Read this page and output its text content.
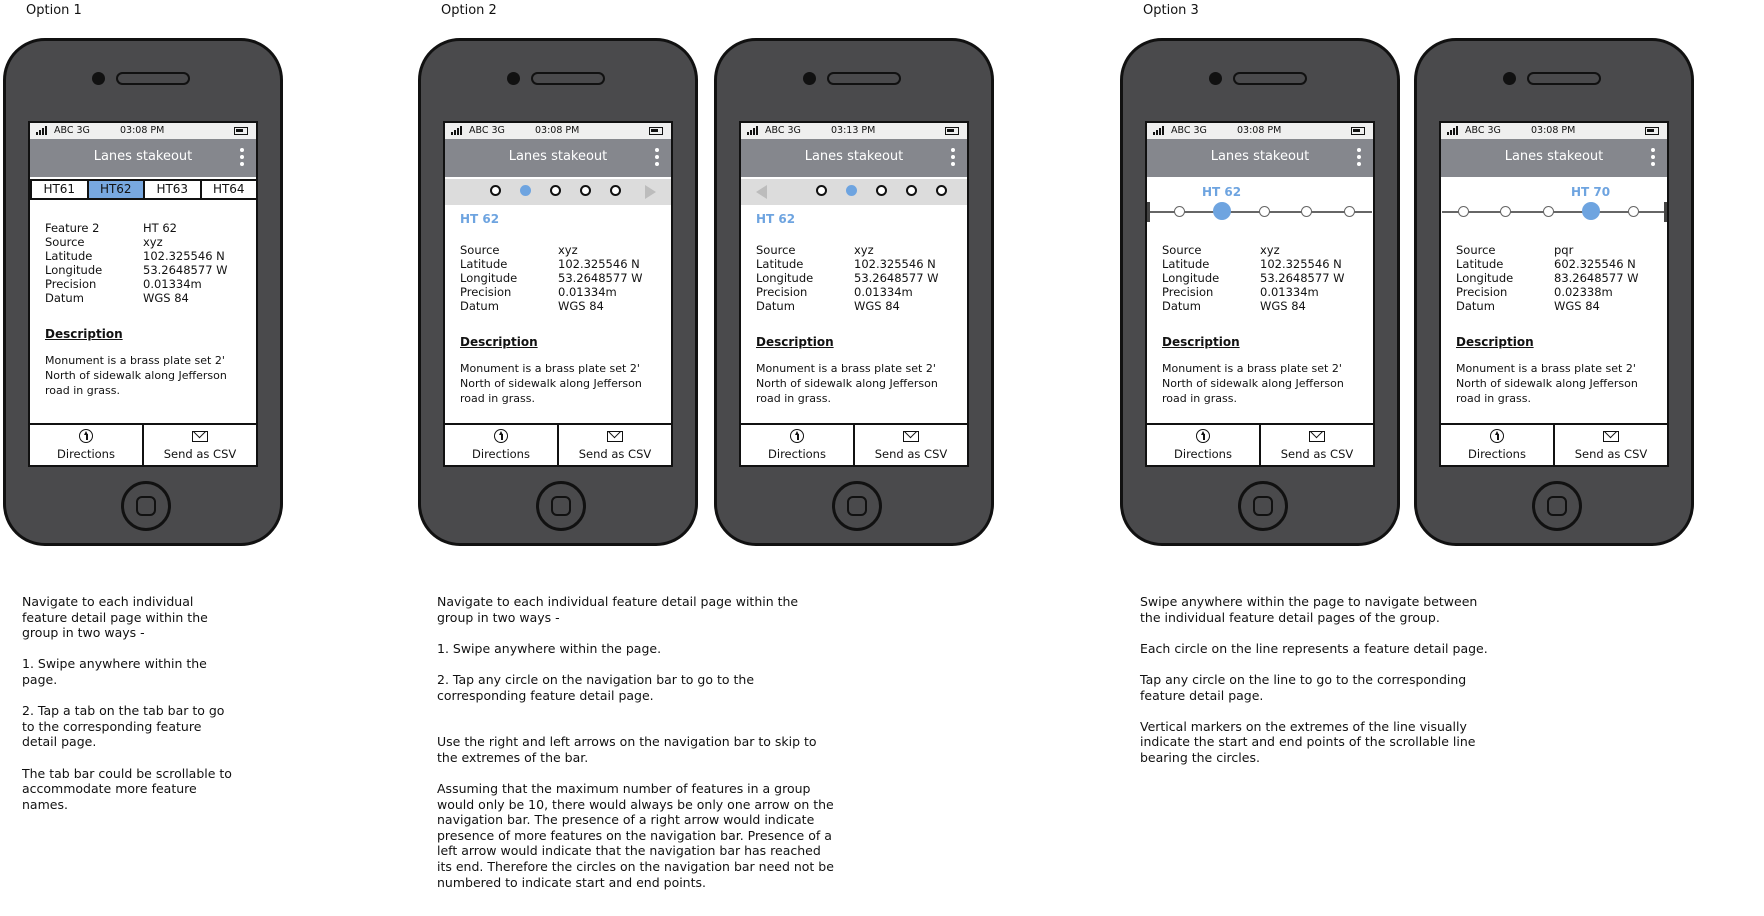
Option 1	Option 2	Option 3
ABC 3G	03:08 PM
Lanes stakeout
HT61	HT62	HT63	HT64
Feature 2	HT 62
Source	xyz
Latitude	102.325546 N
Longitude	53.2648577 W
Precision	0.01334m
Datum	WGS 84
Description
Monument is a brass plate set 2' North of sidewalk along Jefferson road in grass.
Directions	Send as CSV
ABC 3G	03:08 PM
Lanes stakeout
HT 62
Source	xyz
Latitude	102.325546 N
Longitude	53.2648577 W
Precision	0.01334m
Datum	WGS 84
Description
Monument is a brass plate set 2' North of sidewalk along Jefferson road in grass.
Directions	Send as CSV
ABC 3G	03:13 PM
Lanes stakeout
HT 62
Source	xyz
Latitude	102.325546 N
Longitude	53.2648577 W
Precision	0.01334m
Datum	WGS 84
Description
Monument is a brass plate set 2' North of sidewalk along Jefferson road in grass.
Directions	Send as CSV
ABC 3G	03:08 PM
Lanes stakeout
HT 62
Source	xyz
Latitude	102.325546 N
Longitude	53.2648577 W
Precision	0.01334m
Datum	WGS 84
Description
Monument is a brass plate set 2' North of sidewalk along Jefferson road in grass.
Directions	Send as CSV
ABC 3G	03:08 PM
Lanes stakeout
HT 70
Source	pqr
Latitude	602.325546 N
Longitude	83.2648577 W
Precision	0.02338m
Datum	WGS 84
Description
Monument is a brass plate set 2' North of sidewalk along Jefferson road in grass.
Directions	Send as CSV

Navigate to each individual feature detail page within the group in two ways -

1. Swipe anywhere within the page.

2. Tap a tab on the tab bar to go to the corresponding feature detail page.

The tab bar could be scrollable to accommodate more feature names.

Navigate to each individual feature detail page within the group in two ways -

1. Swipe anywhere within the page.

2. Tap any circle on the navigation bar to go to the corresponding feature detail page.

Use the right and left arrows on the navigation bar to skip to the extremes of the bar.

Assuming that the maximum number of features in a group would only be 10, there would always be only one arrow on the navigation bar. The presence of a right arrow would indicate presence of more features on the navigation bar. Presence of a left arrow would indicate that the navigation bar has reached its end. Therefore the circles on the navigation bar need not be numbered to indicate start and end points.

Swipe anywhere within the page to navigate between the individual feature detail pages of the group.

Each circle on the line represents a feature detail page.

Tap any circle on the line to go to the corresponding feature detail page.

Vertical markers on the extremes of the line visually indicate the start and end points of the scrollable line bearing the circles.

====

Job:
Would you return the data exactly as written, without the pictures?

Solution to the problem:
Read this page and output its text content.
Option 1	Option 2	Option 3
ABC 3G	03:08 PM
Lanes stakeout
HT61	HT62	HT63	HT64
Feature 2	HT 62
Source	xyz
Latitude	102.325546 N
Longitude	53.2648577 W
Precision	0.01334m
Datum	WGS 84
Description
Monument is a brass plate set 2' North of sidewalk along Jefferson road in grass.
Directions	Send as CSV
ABC 3G	03:08 PM
Lanes stakeout
HT 62
Source	xyz
Latitude	102.325546 N
Longitude	53.2648577 W
Precision	0.01334m
Datum	WGS 84
Description
Monument is a brass plate set 2' North of sidewalk along Jefferson road in grass.
Directions	Send as CSV
ABC 3G	03:13 PM
Lanes stakeout
HT 62
Source	xyz
Latitude	102.325546 N
Longitude	53.2648577 W
Precision	0.01334m
Datum	WGS 84
Description
Monument is a brass plate set 2' North of sidewalk along Jefferson road in grass.
Directions	Send as CSV
ABC 3G	03:08 PM
Lanes stakeout
HT 62
Source	xyz
Latitude	102.325546 N
Longitude	53.2648577 W
Precision	0.01334m
Datum	WGS 84
Description
Monument is a brass plate set 2' North of sidewalk along Jefferson road in grass.
Directions	Send as CSV
ABC 3G	03:08 PM
Lanes stakeout
HT 70
Source	pqr
Latitude	602.325546 N
Longitude	83.2648577 W
Precision	0.02338m
Datum	WGS 84
Description
Monument is a brass plate set 2' North of sidewalk along Jefferson road in grass.
Directions	Send as CSV

Navigate to each individual feature detail page within the group in two ways -

1. Swipe anywhere within the page.

2. Tap a tab on the tab bar to go to the corresponding feature detail page.

The tab bar could be scrollable to accommodate more feature names.

Navigate to each individual feature detail page within the group in two ways -

1. Swipe anywhere within the page.

2. Tap any circle on the navigation bar to go to the corresponding feature detail page.

Use the right and left arrows on the navigation bar to skip to the extremes of the bar.

Assuming that the maximum number of features in a group would only be 10, there would always be only one arrow on the navigation bar. The presence of a right arrow would indicate presence of more features on the navigation bar. Presence of a left arrow would indicate that the navigation bar has reached its end. Therefore the circles on the navigation bar need not be numbered to indicate start and end points.

Swipe anywhere within the page to navigate between the individual feature detail pages of the group.

Each circle on the line represents a feature detail page.

Tap any circle on the line to go to the corresponding feature detail page.

Vertical markers on the extremes of the line visually indicate the start and end points of the scrollable line bearing the circles.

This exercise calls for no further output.